___ Input material ___

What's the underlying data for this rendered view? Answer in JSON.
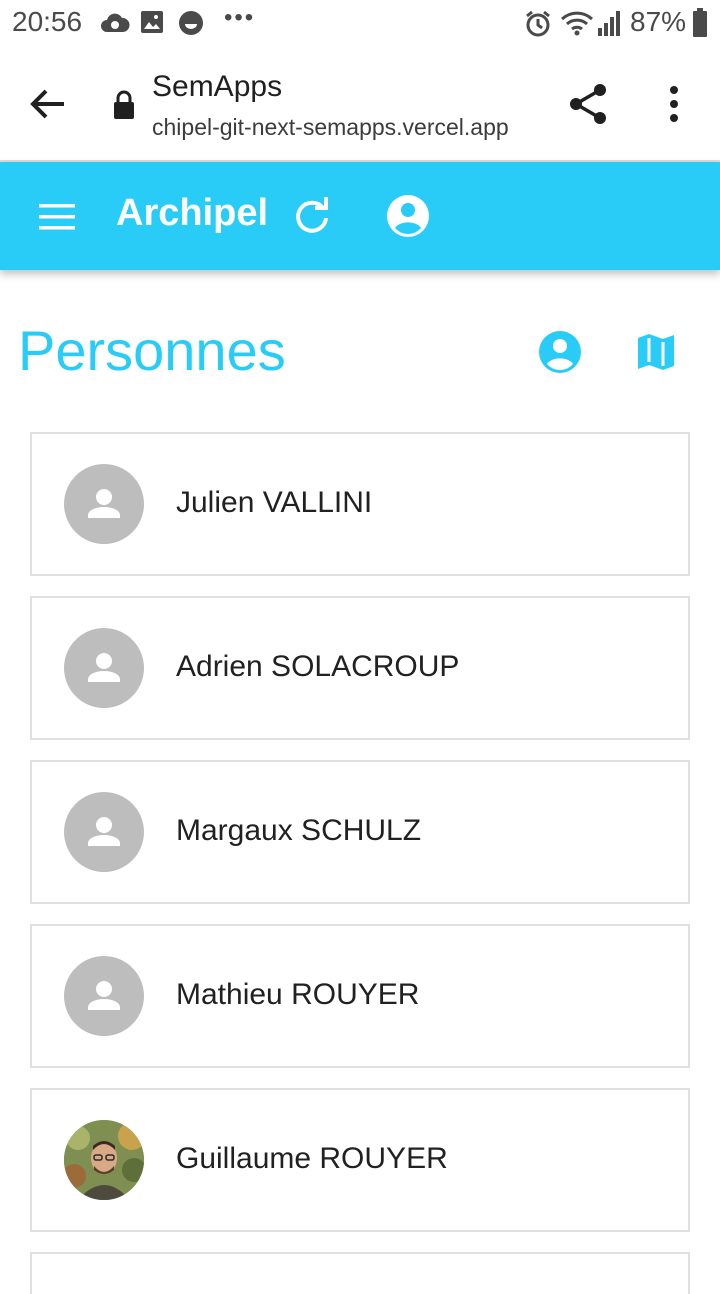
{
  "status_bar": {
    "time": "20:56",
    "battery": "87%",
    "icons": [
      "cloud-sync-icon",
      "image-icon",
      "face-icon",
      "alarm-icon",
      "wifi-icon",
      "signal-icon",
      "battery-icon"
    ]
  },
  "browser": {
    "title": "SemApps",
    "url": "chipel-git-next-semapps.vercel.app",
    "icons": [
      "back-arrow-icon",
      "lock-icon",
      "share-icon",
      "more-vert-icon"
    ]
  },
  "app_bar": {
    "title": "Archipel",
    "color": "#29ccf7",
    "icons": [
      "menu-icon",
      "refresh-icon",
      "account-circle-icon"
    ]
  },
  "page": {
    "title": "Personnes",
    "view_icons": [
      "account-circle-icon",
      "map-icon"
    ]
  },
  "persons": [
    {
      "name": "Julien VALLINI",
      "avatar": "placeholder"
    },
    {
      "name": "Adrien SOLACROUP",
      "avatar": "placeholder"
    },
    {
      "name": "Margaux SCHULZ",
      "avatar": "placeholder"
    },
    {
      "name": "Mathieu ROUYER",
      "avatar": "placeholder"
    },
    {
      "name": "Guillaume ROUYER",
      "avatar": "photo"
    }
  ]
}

___

■ **Written request**: All of the material above needs to be restated exactly, with no pictures.

■ **Written response**:
What's the underlying data for this rendered view? Answer in JSON.
{
  "status_bar": {
    "time": "20:56",
    "battery": "87%",
    "icons": [
      "cloud-sync-icon",
      "image-icon",
      "face-icon",
      "alarm-icon",
      "wifi-icon",
      "signal-icon",
      "battery-icon"
    ]
  },
  "browser": {
    "title": "SemApps",
    "url": "chipel-git-next-semapps.vercel.app",
    "icons": [
      "back-arrow-icon",
      "lock-icon",
      "share-icon",
      "more-vert-icon"
    ]
  },
  "app_bar": {
    "title": "Archipel",
    "color": "#29ccf7",
    "icons": [
      "menu-icon",
      "refresh-icon",
      "account-circle-icon"
    ]
  },
  "page": {
    "title": "Personnes",
    "view_icons": [
      "account-circle-icon",
      "map-icon"
    ]
  },
  "persons": [
    {
      "name": "Julien VALLINI",
      "avatar": "placeholder"
    },
    {
      "name": "Adrien SOLACROUP",
      "avatar": "placeholder"
    },
    {
      "name": "Margaux SCHULZ",
      "avatar": "placeholder"
    },
    {
      "name": "Mathieu ROUYER",
      "avatar": "placeholder"
    },
    {
      "name": "Guillaume ROUYER",
      "avatar": "photo"
    }
  ]
}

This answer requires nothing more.